[Figure data in JSON]

++++++

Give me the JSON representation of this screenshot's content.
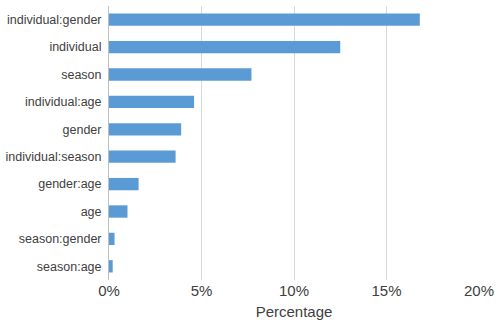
{
  "chart_data": {
    "type": "bar",
    "orientation": "horizontal",
    "x_label": "Percentage",
    "categories": [
      "individual:gender",
      "individual",
      "season",
      "individual:age",
      "gender",
      "individual:season",
      "gender:age",
      "age",
      "season:gender",
      "season:age"
    ],
    "values": [
      16.8,
      12.5,
      7.7,
      4.6,
      3.9,
      3.6,
      1.6,
      1.0,
      0.3,
      0.2
    ],
    "color": "#5b9bd5",
    "xlim": [
      0,
      20
    ],
    "xticks": [
      {
        "value": 0,
        "label": "0%"
      },
      {
        "value": 5,
        "label": "5%"
      },
      {
        "value": 10,
        "label": "10%"
      },
      {
        "value": 15,
        "label": "15%"
      },
      {
        "value": 20,
        "label": "20%"
      }
    ],
    "grid": true
  }
}
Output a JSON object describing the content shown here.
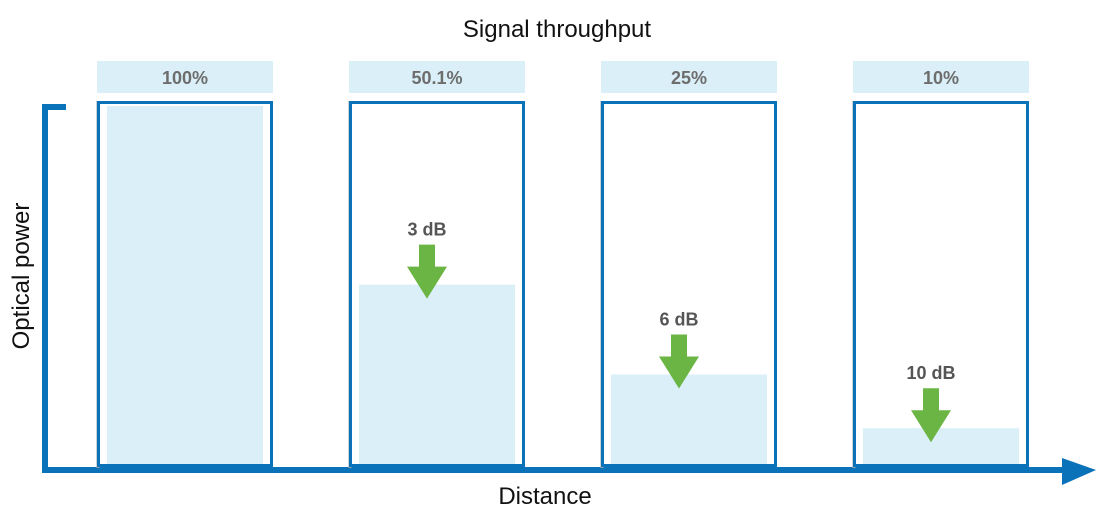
{
  "title": "Signal throughput",
  "xlabel": "Distance",
  "ylabel": "Optical power",
  "colors": {
    "axis": "#0a72b8",
    "fill": "#daeff7",
    "arrow": "#6ab543",
    "label": "#6d6d6d"
  },
  "chart_data": {
    "type": "bar",
    "categories": [
      "100%",
      "50.1%",
      "25%",
      "10%"
    ],
    "values": [
      100,
      50.1,
      25,
      10
    ],
    "losses": [
      "",
      "3 dB",
      "6 dB",
      "10 dB"
    ],
    "title": "Signal throughput",
    "xlabel": "Distance",
    "ylabel": "Optical power",
    "ylim": [
      0,
      100
    ]
  }
}
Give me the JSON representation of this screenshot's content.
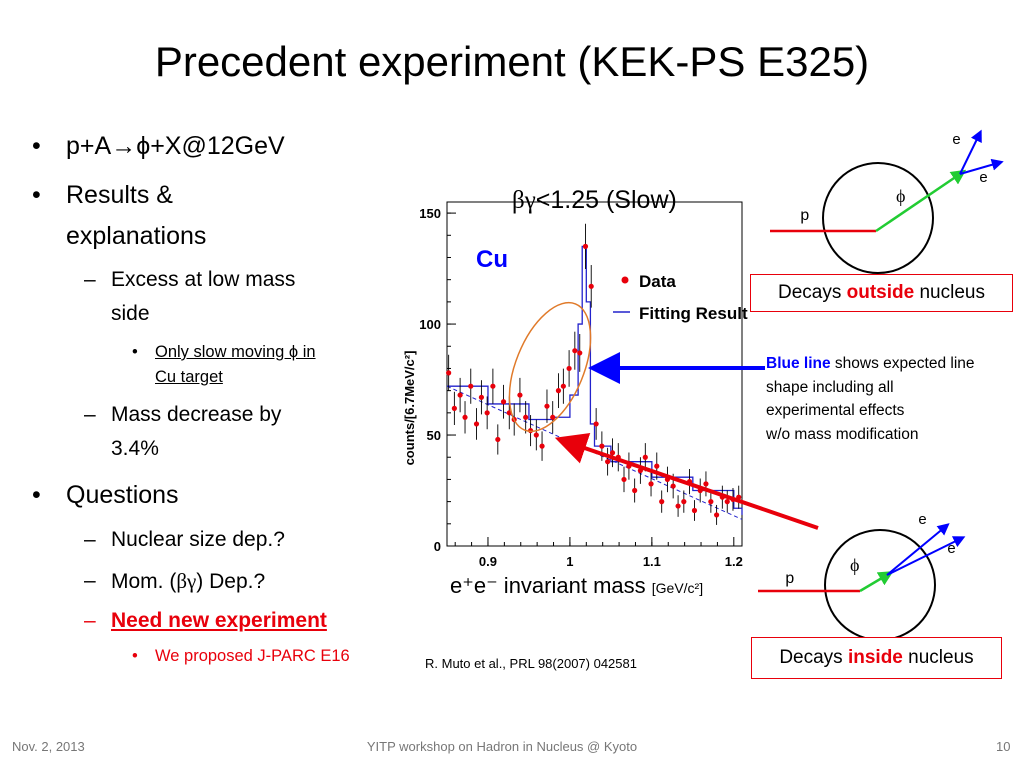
{
  "slide": {
    "title": "Precedent experiment (KEK-PS E325)",
    "bullets": [
      {
        "prefix": "p+A",
        "arrow": "→",
        "suffix": "ϕ+X@12GeV"
      },
      {
        "line1": "Results &",
        "line2": "explanations"
      },
      {
        "label": "Questions"
      }
    ],
    "sub_bullets": {
      "excess_line1": "Excess at low mass",
      "excess_line2": "side",
      "only_slow_line1": "Only slow moving ϕ in",
      "only_slow_line2": "Cu target",
      "mass_decrease_line1": "Mass decrease by",
      "mass_decrease_line2": "3.4%",
      "nuclear_size": "Nuclear size dep.?",
      "mom_prefix": "Mom. (",
      "mom_bg": "βγ",
      "mom_suffix": ") Dep.?",
      "need_new": "Need new experiment",
      "proposed": "We proposed J-PARC E16"
    },
    "dash": "–",
    "dot": "•"
  },
  "plot": {
    "heading_bg": "βγ",
    "heading_rest": "<1.25 (Slow)",
    "target": "Cu",
    "ylabel": "counts/[6.7MeV/c²]",
    "xlabel_main": "e⁺e⁻ invariant mass",
    "xlabel_unit": "[GeV/c²]",
    "legend_data": "Data",
    "legend_fit": "Fitting Result",
    "citation": "R. Muto et al., PRL 98(2007) 042581"
  },
  "chart_data": {
    "type": "scatter",
    "xlabel": "e⁺e⁻ invariant mass [GeV/c²]",
    "ylabel": "counts/[6.7MeV/c²]",
    "xlim": [
      0.85,
      1.21
    ],
    "ylim": [
      0,
      155
    ],
    "xticks": [
      "0.9",
      "1",
      "1.1",
      "1.2"
    ],
    "yticks": [
      "0",
      "50",
      "100",
      "150"
    ],
    "series": [
      {
        "name": "Data",
        "x": [
          0.852,
          0.859,
          0.866,
          0.872,
          0.879,
          0.886,
          0.892,
          0.899,
          0.906,
          0.912,
          0.919,
          0.926,
          0.932,
          0.939,
          0.946,
          0.952,
          0.959,
          0.966,
          0.972,
          0.979,
          0.986,
          0.992,
          0.999,
          1.006,
          1.012,
          1.019,
          1.026,
          1.032,
          1.039,
          1.046,
          1.052,
          1.059,
          1.066,
          1.072,
          1.079,
          1.086,
          1.092,
          1.099,
          1.106,
          1.112,
          1.119,
          1.126,
          1.132,
          1.139,
          1.146,
          1.152,
          1.159,
          1.166,
          1.172,
          1.179,
          1.186,
          1.192,
          1.199,
          1.206
        ],
        "y": [
          78,
          62,
          68,
          58,
          72,
          55,
          67,
          60,
          72,
          48,
          65,
          60,
          57,
          68,
          58,
          52,
          50,
          45,
          63,
          58,
          70,
          72,
          80,
          88,
          87,
          135,
          117,
          55,
          45,
          38,
          42,
          40,
          30,
          36,
          25,
          34,
          40,
          28,
          36,
          20,
          30,
          27,
          18,
          20,
          29,
          16,
          25,
          28,
          20,
          14,
          22,
          20,
          21,
          22
        ]
      },
      {
        "name": "Fitting Result",
        "x": [
          0.85,
          0.9,
          0.95,
          0.98,
          1.0,
          1.01,
          1.015,
          1.02,
          1.025,
          1.03,
          1.05,
          1.1,
          1.15,
          1.2,
          1.21
        ],
        "y": [
          72,
          64,
          57,
          58,
          68,
          100,
          135,
          110,
          55,
          45,
          38,
          31,
          25,
          17,
          14
        ]
      }
    ]
  },
  "diagrams": {
    "top": {
      "p": "p",
      "phi": "ϕ",
      "e1": "e",
      "e2": "e",
      "box_prefix": "Decays ",
      "box_key": "outside",
      "box_suffix": " nucleus"
    },
    "bottom": {
      "p": "p",
      "phi": "ϕ",
      "e1": "e",
      "e2": "e",
      "box_prefix": "Decays ",
      "box_key": "inside",
      "box_suffix": " nucleus"
    }
  },
  "note": {
    "blue_line": "Blue line",
    "line1_rest": " shows expected line",
    "line2": "shape including all",
    "line3": "experimental effects",
    "line4": "w/o  mass modification"
  },
  "footer": {
    "date": "Nov. 2, 2013",
    "center": "YITP workshop on  Hadron in Nucleus @ Kyoto",
    "page": "10"
  },
  "colors": {
    "accent_red": "#e8000b",
    "blue": "#0000ff",
    "green": "#22cc33",
    "data_red": "#e8000b",
    "fit_blue": "#2222cc",
    "oval": "#e07a2a"
  }
}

++++++

What you need to do: Exclude the pictures and repeat every other part of the records word for word.

The output:
Give me the JSON representation of this screenshot's content.
{
  "chart_data": {
    "type": "bar",
    "orientation": "horizontal",
    "x_label": "Percentage",
    "categories": [
      "individual:gender",
      "individual",
      "season",
      "individual:age",
      "gender",
      "individual:season",
      "gender:age",
      "age",
      "season:gender",
      "season:age"
    ],
    "values": [
      16.8,
      12.5,
      7.7,
      4.6,
      3.9,
      3.6,
      1.6,
      1.0,
      0.3,
      0.2
    ],
    "color": "#5b9bd5",
    "xlim": [
      0,
      20
    ],
    "xticks": [
      {
        "value": 0,
        "label": "0%"
      },
      {
        "value": 5,
        "label": "5%"
      },
      {
        "value": 10,
        "label": "10%"
      },
      {
        "value": 15,
        "label": "15%"
      },
      {
        "value": 20,
        "label": "20%"
      }
    ],
    "grid": true
  }
}
Output a JSON object describing the content shown here.
{
  "title": "Signal throughput",
  "xlabel": "Distance",
  "ylabel": "Optical power",
  "colors": {
    "axis": "#0a72b8",
    "fill": "#daeff7",
    "arrow": "#6ab543",
    "label": "#6d6d6d"
  },
  "chart_data": {
    "type": "bar",
    "categories": [
      "100%",
      "50.1%",
      "25%",
      "10%"
    ],
    "values": [
      100,
      50.1,
      25,
      10
    ],
    "losses": [
      "",
      "3 dB",
      "6 dB",
      "10 dB"
    ],
    "title": "Signal throughput",
    "xlabel": "Distance",
    "ylabel": "Optical power",
    "ylim": [
      0,
      100
    ]
  }
}
Give me the JSON representation of this screenshot's content.
{
  "slide": {
    "title": "Precedent experiment (KEK-PS E325)",
    "bullets": [
      {
        "prefix": "p+A",
        "arrow": "→",
        "suffix": "ϕ+X@12GeV"
      },
      {
        "line1": "Results &",
        "line2": "explanations"
      },
      {
        "label": "Questions"
      }
    ],
    "sub_bullets": {
      "excess_line1": "Excess at low mass",
      "excess_line2": "side",
      "only_slow_line1": "Only slow moving ϕ in",
      "only_slow_line2": "Cu target",
      "mass_decrease_line1": "Mass decrease by",
      "mass_decrease_line2": "3.4%",
      "nuclear_size": "Nuclear size dep.?",
      "mom_prefix": "Mom. (",
      "mom_bg": "βγ",
      "mom_suffix": ") Dep.?",
      "need_new": "Need new experiment",
      "proposed": "We proposed J-PARC E16"
    },
    "dash": "–",
    "dot": "•"
  },
  "plot": {
    "heading_bg": "βγ",
    "heading_rest": "<1.25 (Slow)",
    "target": "Cu",
    "ylabel": "counts/[6.7MeV/c²]",
    "xlabel_main": "e⁺e⁻ invariant mass",
    "xlabel_unit": "[GeV/c²]",
    "legend_data": "Data",
    "legend_fit": "Fitting Result",
    "citation": "R. Muto et al., PRL 98(2007) 042581"
  },
  "chart_data": {
    "type": "scatter",
    "xlabel": "e⁺e⁻ invariant mass [GeV/c²]",
    "ylabel": "counts/[6.7MeV/c²]",
    "xlim": [
      0.85,
      1.21
    ],
    "ylim": [
      0,
      155
    ],
    "xticks": [
      "0.9",
      "1",
      "1.1",
      "1.2"
    ],
    "yticks": [
      "0",
      "50",
      "100",
      "150"
    ],
    "series": [
      {
        "name": "Data",
        "x": [
          0.852,
          0.859,
          0.866,
          0.872,
          0.879,
          0.886,
          0.892,
          0.899,
          0.906,
          0.912,
          0.919,
          0.926,
          0.932,
          0.939,
          0.946,
          0.952,
          0.959,
          0.966,
          0.972,
          0.979,
          0.986,
          0.992,
          0.999,
          1.006,
          1.012,
          1.019,
          1.026,
          1.032,
          1.039,
          1.046,
          1.052,
          1.059,
          1.066,
          1.072,
          1.079,
          1.086,
          1.092,
          1.099,
          1.106,
          1.112,
          1.119,
          1.126,
          1.132,
          1.139,
          1.146,
          1.152,
          1.159,
          1.166,
          1.172,
          1.179,
          1.186,
          1.192,
          1.199,
          1.206
        ],
        "y": [
          78,
          62,
          68,
          58,
          72,
          55,
          67,
          60,
          72,
          48,
          65,
          60,
          57,
          68,
          58,
          52,
          50,
          45,
          63,
          58,
          70,
          72,
          80,
          88,
          87,
          135,
          117,
          55,
          45,
          38,
          42,
          40,
          30,
          36,
          25,
          34,
          40,
          28,
          36,
          20,
          30,
          27,
          18,
          20,
          29,
          16,
          25,
          28,
          20,
          14,
          22,
          20,
          21,
          22
        ]
      },
      {
        "name": "Fitting Result",
        "x": [
          0.85,
          0.9,
          0.95,
          0.98,
          1.0,
          1.01,
          1.015,
          1.02,
          1.025,
          1.03,
          1.05,
          1.1,
          1.15,
          1.2,
          1.21
        ],
        "y": [
          72,
          64,
          57,
          58,
          68,
          100,
          135,
          110,
          55,
          45,
          38,
          31,
          25,
          17,
          14
        ]
      }
    ]
  },
  "diagrams": {
    "top": {
      "p": "p",
      "phi": "ϕ",
      "e1": "e",
      "e2": "e",
      "box_prefix": "Decays ",
      "box_key": "outside",
      "box_suffix": " nucleus"
    },
    "bottom": {
      "p": "p",
      "phi": "ϕ",
      "e1": "e",
      "e2": "e",
      "box_prefix": "Decays ",
      "box_key": "inside",
      "box_suffix": " nucleus"
    }
  },
  "note": {
    "blue_line": "Blue line",
    "line1_rest": " shows expected line",
    "line2": "shape including all",
    "line3": "experimental effects",
    "line4": "w/o  mass modification"
  },
  "footer": {
    "date": "Nov. 2, 2013",
    "center": "YITP workshop on  Hadron in Nucleus @ Kyoto",
    "page": "10"
  },
  "colors": {
    "accent_red": "#e8000b",
    "blue": "#0000ff",
    "green": "#22cc33",
    "data_red": "#e8000b",
    "fit_blue": "#2222cc",
    "oval": "#e07a2a"
  }
}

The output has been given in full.